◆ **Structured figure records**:
########################################

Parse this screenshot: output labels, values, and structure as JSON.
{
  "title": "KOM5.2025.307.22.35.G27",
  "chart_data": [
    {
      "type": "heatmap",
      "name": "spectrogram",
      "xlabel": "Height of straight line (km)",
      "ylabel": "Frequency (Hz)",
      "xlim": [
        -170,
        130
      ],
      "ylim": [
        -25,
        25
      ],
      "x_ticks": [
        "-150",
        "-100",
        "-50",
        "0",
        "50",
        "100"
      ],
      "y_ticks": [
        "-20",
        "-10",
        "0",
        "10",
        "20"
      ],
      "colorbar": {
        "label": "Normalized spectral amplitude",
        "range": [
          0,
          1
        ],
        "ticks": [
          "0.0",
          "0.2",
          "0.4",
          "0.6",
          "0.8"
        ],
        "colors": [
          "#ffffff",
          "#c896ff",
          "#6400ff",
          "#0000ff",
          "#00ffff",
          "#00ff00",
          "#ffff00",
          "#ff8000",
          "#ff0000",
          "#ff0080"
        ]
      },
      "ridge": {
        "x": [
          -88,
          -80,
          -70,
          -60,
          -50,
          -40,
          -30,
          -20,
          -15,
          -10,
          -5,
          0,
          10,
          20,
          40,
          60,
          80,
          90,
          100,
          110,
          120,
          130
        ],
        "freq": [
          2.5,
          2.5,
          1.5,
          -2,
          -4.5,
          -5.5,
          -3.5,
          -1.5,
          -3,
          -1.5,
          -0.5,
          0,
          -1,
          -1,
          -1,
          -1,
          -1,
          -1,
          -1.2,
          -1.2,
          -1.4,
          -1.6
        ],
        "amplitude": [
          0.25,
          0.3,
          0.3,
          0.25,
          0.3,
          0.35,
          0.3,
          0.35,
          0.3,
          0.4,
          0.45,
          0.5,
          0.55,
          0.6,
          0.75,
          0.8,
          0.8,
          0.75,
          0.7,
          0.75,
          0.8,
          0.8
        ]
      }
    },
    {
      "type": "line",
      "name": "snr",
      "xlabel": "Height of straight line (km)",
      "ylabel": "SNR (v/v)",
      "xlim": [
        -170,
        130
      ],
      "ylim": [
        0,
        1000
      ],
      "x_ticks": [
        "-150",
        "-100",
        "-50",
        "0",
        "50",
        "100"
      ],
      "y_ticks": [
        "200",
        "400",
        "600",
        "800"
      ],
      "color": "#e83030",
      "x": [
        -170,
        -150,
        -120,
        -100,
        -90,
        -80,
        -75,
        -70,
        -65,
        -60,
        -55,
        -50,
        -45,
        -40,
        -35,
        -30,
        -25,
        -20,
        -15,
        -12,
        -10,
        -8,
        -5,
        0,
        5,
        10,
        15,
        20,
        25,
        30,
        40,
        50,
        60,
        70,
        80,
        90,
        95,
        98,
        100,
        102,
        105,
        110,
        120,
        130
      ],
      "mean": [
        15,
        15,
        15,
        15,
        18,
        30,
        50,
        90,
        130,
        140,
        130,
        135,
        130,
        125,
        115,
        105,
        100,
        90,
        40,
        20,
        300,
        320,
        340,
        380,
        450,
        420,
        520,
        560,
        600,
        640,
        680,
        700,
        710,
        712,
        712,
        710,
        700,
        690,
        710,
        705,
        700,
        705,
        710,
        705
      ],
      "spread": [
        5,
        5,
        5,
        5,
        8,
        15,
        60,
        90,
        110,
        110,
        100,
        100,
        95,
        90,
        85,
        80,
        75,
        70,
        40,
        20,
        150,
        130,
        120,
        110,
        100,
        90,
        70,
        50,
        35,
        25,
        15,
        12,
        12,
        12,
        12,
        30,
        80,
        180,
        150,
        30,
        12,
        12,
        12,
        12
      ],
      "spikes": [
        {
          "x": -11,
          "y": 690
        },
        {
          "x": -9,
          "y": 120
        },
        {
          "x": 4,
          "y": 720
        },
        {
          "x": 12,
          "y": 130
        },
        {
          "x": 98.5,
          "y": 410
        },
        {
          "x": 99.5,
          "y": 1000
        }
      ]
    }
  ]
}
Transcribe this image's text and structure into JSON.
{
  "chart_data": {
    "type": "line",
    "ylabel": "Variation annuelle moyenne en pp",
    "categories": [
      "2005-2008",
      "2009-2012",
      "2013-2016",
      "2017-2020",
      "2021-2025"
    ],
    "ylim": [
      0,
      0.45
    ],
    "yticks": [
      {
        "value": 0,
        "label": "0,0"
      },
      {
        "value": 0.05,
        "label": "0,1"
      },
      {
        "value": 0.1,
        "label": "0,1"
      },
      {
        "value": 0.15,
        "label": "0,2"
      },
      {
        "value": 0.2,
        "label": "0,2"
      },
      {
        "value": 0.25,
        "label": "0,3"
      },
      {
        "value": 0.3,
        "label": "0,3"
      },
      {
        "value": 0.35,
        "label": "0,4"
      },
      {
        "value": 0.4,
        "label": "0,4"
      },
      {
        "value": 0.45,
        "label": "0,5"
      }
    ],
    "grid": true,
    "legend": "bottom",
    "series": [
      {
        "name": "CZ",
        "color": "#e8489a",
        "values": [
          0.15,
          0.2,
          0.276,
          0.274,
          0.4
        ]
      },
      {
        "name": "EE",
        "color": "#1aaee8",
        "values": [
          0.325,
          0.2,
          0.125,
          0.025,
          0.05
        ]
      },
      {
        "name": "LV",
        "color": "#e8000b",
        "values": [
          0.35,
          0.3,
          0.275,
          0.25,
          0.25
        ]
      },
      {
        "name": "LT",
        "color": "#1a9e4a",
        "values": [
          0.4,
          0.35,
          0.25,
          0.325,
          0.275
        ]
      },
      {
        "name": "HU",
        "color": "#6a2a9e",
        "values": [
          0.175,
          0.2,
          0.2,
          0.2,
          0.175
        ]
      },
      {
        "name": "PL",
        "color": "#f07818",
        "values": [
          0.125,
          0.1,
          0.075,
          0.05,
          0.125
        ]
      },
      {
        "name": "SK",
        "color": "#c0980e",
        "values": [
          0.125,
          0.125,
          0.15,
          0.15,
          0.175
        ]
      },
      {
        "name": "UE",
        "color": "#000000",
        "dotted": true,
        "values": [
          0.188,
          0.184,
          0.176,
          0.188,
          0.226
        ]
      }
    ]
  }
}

########################################

◆ **Task to complete**: Print all of the entries again, exactly as written.

◆ **Full output**:
Parse this screenshot: output labels, values, and structure as JSON.
{
  "title": "KOM5.2025.307.22.35.G27",
  "chart_data": [
    {
      "type": "heatmap",
      "name": "spectrogram",
      "xlabel": "Height of straight line (km)",
      "ylabel": "Frequency (Hz)",
      "xlim": [
        -170,
        130
      ],
      "ylim": [
        -25,
        25
      ],
      "x_ticks": [
        "-150",
        "-100",
        "-50",
        "0",
        "50",
        "100"
      ],
      "y_ticks": [
        "-20",
        "-10",
        "0",
        "10",
        "20"
      ],
      "colorbar": {
        "label": "Normalized spectral amplitude",
        "range": [
          0,
          1
        ],
        "ticks": [
          "0.0",
          "0.2",
          "0.4",
          "0.6",
          "0.8"
        ],
        "colors": [
          "#ffffff",
          "#c896ff",
          "#6400ff",
          "#0000ff",
          "#00ffff",
          "#00ff00",
          "#ffff00",
          "#ff8000",
          "#ff0000",
          "#ff0080"
        ]
      },
      "ridge": {
        "x": [
          -88,
          -80,
          -70,
          -60,
          -50,
          -40,
          -30,
          -20,
          -15,
          -10,
          -5,
          0,
          10,
          20,
          40,
          60,
          80,
          90,
          100,
          110,
          120,
          130
        ],
        "freq": [
          2.5,
          2.5,
          1.5,
          -2,
          -4.5,
          -5.5,
          -3.5,
          -1.5,
          -3,
          -1.5,
          -0.5,
          0,
          -1,
          -1,
          -1,
          -1,
          -1,
          -1,
          -1.2,
          -1.2,
          -1.4,
          -1.6
        ],
        "amplitude": [
          0.25,
          0.3,
          0.3,
          0.25,
          0.3,
          0.35,
          0.3,
          0.35,
          0.3,
          0.4,
          0.45,
          0.5,
          0.55,
          0.6,
          0.75,
          0.8,
          0.8,
          0.75,
          0.7,
          0.75,
          0.8,
          0.8
        ]
      }
    },
    {
      "type": "line",
      "name": "snr",
      "xlabel": "Height of straight line (km)",
      "ylabel": "SNR (v/v)",
      "xlim": [
        -170,
        130
      ],
      "ylim": [
        0,
        1000
      ],
      "x_ticks": [
        "-150",
        "-100",
        "-50",
        "0",
        "50",
        "100"
      ],
      "y_ticks": [
        "200",
        "400",
        "600",
        "800"
      ],
      "color": "#e83030",
      "x": [
        -170,
        -150,
        -120,
        -100,
        -90,
        -80,
        -75,
        -70,
        -65,
        -60,
        -55,
        -50,
        -45,
        -40,
        -35,
        -30,
        -25,
        -20,
        -15,
        -12,
        -10,
        -8,
        -5,
        0,
        5,
        10,
        15,
        20,
        25,
        30,
        40,
        50,
        60,
        70,
        80,
        90,
        95,
        98,
        100,
        102,
        105,
        110,
        120,
        130
      ],
      "mean": [
        15,
        15,
        15,
        15,
        18,
        30,
        50,
        90,
        130,
        140,
        130,
        135,
        130,
        125,
        115,
        105,
        100,
        90,
        40,
        20,
        300,
        320,
        340,
        380,
        450,
        420,
        520,
        560,
        600,
        640,
        680,
        700,
        710,
        712,
        712,
        710,
        700,
        690,
        710,
        705,
        700,
        705,
        710,
        705
      ],
      "spread": [
        5,
        5,
        5,
        5,
        8,
        15,
        60,
        90,
        110,
        110,
        100,
        100,
        95,
        90,
        85,
        80,
        75,
        70,
        40,
        20,
        150,
        130,
        120,
        110,
        100,
        90,
        70,
        50,
        35,
        25,
        15,
        12,
        12,
        12,
        12,
        30,
        80,
        180,
        150,
        30,
        12,
        12,
        12,
        12
      ],
      "spikes": [
        {
          "x": -11,
          "y": 690
        },
        {
          "x": -9,
          "y": 120
        },
        {
          "x": 4,
          "y": 720
        },
        {
          "x": 12,
          "y": 130
        },
        {
          "x": 98.5,
          "y": 410
        },
        {
          "x": 99.5,
          "y": 1000
        }
      ]
    }
  ]
}
Transcribe this image's text and structure into JSON.
{
  "chart_data": {
    "type": "line",
    "ylabel": "Variation annuelle moyenne en pp",
    "categories": [
      "2005-2008",
      "2009-2012",
      "2013-2016",
      "2017-2020",
      "2021-2025"
    ],
    "ylim": [
      0,
      0.45
    ],
    "yticks": [
      {
        "value": 0,
        "label": "0,0"
      },
      {
        "value": 0.05,
        "label": "0,1"
      },
      {
        "value": 0.1,
        "label": "0,1"
      },
      {
        "value": 0.15,
        "label": "0,2"
      },
      {
        "value": 0.2,
        "label": "0,2"
      },
      {
        "value": 0.25,
        "label": "0,3"
      },
      {
        "value": 0.3,
        "label": "0,3"
      },
      {
        "value": 0.35,
        "label": "0,4"
      },
      {
        "value": 0.4,
        "label": "0,4"
      },
      {
        "value": 0.45,
        "label": "0,5"
      }
    ],
    "grid": true,
    "legend": "bottom",
    "series": [
      {
        "name": "CZ",
        "color": "#e8489a",
        "values": [
          0.15,
          0.2,
          0.276,
          0.274,
          0.4
        ]
      },
      {
        "name": "EE",
        "color": "#1aaee8",
        "values": [
          0.325,
          0.2,
          0.125,
          0.025,
          0.05
        ]
      },
      {
        "name": "LV",
        "color": "#e8000b",
        "values": [
          0.35,
          0.3,
          0.275,
          0.25,
          0.25
        ]
      },
      {
        "name": "LT",
        "color": "#1a9e4a",
        "values": [
          0.4,
          0.35,
          0.25,
          0.325,
          0.275
        ]
      },
      {
        "name": "HU",
        "color": "#6a2a9e",
        "values": [
          0.175,
          0.2,
          0.2,
          0.2,
          0.175
        ]
      },
      {
        "name": "PL",
        "color": "#f07818",
        "values": [
          0.125,
          0.1,
          0.075,
          0.05,
          0.125
        ]
      },
      {
        "name": "SK",
        "color": "#c0980e",
        "values": [
          0.125,
          0.125,
          0.15,
          0.15,
          0.175
        ]
      },
      {
        "name": "UE",
        "color": "#000000",
        "dotted": true,
        "values": [
          0.188,
          0.184,
          0.176,
          0.188,
          0.226
        ]
      }
    ]
  }
}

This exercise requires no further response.